Would you return the complete listing below word for word?

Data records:
####################
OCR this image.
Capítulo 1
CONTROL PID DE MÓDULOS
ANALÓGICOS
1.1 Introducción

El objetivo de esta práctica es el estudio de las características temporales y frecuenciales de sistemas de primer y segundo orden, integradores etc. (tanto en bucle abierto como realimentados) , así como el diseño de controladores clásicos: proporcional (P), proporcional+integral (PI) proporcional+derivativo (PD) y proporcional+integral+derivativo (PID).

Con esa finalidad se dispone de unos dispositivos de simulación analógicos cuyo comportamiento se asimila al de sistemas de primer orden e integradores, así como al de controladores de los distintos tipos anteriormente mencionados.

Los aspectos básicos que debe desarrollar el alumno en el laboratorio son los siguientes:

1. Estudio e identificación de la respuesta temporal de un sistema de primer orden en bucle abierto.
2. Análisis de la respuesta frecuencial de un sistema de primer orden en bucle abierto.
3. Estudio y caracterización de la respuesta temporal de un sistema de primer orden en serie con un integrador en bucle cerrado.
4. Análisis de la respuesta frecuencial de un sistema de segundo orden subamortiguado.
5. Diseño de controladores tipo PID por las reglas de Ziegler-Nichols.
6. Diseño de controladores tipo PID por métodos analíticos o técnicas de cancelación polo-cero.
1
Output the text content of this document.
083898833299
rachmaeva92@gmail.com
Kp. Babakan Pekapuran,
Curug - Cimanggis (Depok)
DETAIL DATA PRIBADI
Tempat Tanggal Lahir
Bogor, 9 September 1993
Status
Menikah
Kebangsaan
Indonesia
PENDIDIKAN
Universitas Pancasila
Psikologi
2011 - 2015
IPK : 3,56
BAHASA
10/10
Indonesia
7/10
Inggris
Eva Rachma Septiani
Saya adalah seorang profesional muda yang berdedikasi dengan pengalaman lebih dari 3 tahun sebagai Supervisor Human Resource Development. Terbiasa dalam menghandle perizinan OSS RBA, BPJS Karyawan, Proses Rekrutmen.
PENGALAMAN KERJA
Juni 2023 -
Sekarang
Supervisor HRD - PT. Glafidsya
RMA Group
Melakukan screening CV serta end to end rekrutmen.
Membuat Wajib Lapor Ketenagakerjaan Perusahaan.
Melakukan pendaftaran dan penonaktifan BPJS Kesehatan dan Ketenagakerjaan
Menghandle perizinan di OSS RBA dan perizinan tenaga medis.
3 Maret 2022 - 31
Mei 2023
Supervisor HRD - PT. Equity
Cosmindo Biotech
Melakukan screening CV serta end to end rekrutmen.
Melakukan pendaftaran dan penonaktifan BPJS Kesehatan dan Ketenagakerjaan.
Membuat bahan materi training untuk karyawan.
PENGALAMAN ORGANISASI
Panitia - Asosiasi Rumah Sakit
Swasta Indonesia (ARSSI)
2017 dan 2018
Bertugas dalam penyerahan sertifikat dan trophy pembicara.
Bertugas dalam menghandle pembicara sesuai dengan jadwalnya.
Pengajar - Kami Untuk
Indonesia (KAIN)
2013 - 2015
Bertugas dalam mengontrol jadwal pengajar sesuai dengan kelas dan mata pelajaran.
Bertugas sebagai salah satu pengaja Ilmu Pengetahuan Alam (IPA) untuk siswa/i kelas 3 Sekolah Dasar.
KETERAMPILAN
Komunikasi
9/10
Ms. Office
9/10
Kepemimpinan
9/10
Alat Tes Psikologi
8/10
####################
WRITTEN SOLUTION:
OCR this image.
Capítulo 1
CONTROL PID DE MÓDULOS
ANALÓGICOS
1.1 Introducción

El objetivo de esta práctica es el estudio de las características temporales y frecuenciales de sistemas de primer y segundo orden, integradores etc. (tanto en bucle abierto como realimentados) , así como el diseño de controladores clásicos: proporcional (P), proporcional+integral (PI) proporcional+derivativo (PD) y proporcional+integral+derivativo (PID).

Con esa finalidad se dispone de unos dispositivos de simulación analógicos cuyo comportamiento se asimila al de sistemas de primer orden e integradores, así como al de controladores de los distintos tipos anteriormente mencionados.

Los aspectos básicos que debe desarrollar el alumno en el laboratorio son los siguientes:

1. Estudio e identificación de la respuesta temporal de un sistema de primer orden en bucle abierto.
2. Análisis de la respuesta frecuencial de un sistema de primer orden en bucle abierto.
3. Estudio y caracterización de la respuesta temporal de un sistema de primer orden en serie con un integrador en bucle cerrado.
4. Análisis de la respuesta frecuencial de un sistema de segundo orden subamortiguado.
5. Diseño de controladores tipo PID por las reglas de Ziegler-Nichols.
6. Diseño de controladores tipo PID por métodos analíticos o técnicas de cancelación polo-cero.
1
Output the text content of this document.
083898833299
rachmaeva92@gmail.com
Kp. Babakan Pekapuran,
Curug - Cimanggis (Depok)
DETAIL DATA PRIBADI
Tempat Tanggal Lahir
Bogor, 9 September 1993
Status
Menikah
Kebangsaan
Indonesia
PENDIDIKAN
Universitas Pancasila
Psikologi
2011 - 2015
IPK : 3,56
BAHASA
10/10
Indonesia
7/10
Inggris
Eva Rachma Septiani
Saya adalah seorang profesional muda yang berdedikasi dengan pengalaman lebih dari 3 tahun sebagai Supervisor Human Resource Development. Terbiasa dalam menghandle perizinan OSS RBA, BPJS Karyawan, Proses Rekrutmen.
PENGALAMAN KERJA
Juni 2023 -
Sekarang
Supervisor HRD - PT. Glafidsya
RMA Group
Melakukan screening CV serta end to end rekrutmen.
Membuat Wajib Lapor Ketenagakerjaan Perusahaan.
Melakukan pendaftaran dan penonaktifan BPJS Kesehatan dan Ketenagakerjaan
Menghandle perizinan di OSS RBA dan perizinan tenaga medis.
3 Maret 2022 - 31
Mei 2023
Supervisor HRD - PT. Equity
Cosmindo Biotech
Melakukan screening CV serta end to end rekrutmen.
Melakukan pendaftaran dan penonaktifan BPJS Kesehatan dan Ketenagakerjaan.
Membuat bahan materi training untuk karyawan.
PENGALAMAN ORGANISASI
Panitia - Asosiasi Rumah Sakit
Swasta Indonesia (ARSSI)
2017 dan 2018
Bertugas dalam penyerahan sertifikat dan trophy pembicara.
Bertugas dalam menghandle pembicara sesuai dengan jadwalnya.
Pengajar - Kami Untuk
Indonesia (KAIN)
2013 - 2015
Bertugas dalam mengontrol jadwal pengajar sesuai dengan kelas dan mata pelajaran.
Bertugas sebagai salah satu pengaja Ilmu Pengetahuan Alam (IPA) untuk siswa/i kelas 3 Sekolah Dasar.
KETERAMPILAN
Komunikasi
9/10
Ms. Office
9/10
Kepemimpinan
9/10
Alat Tes Psikologi
8/10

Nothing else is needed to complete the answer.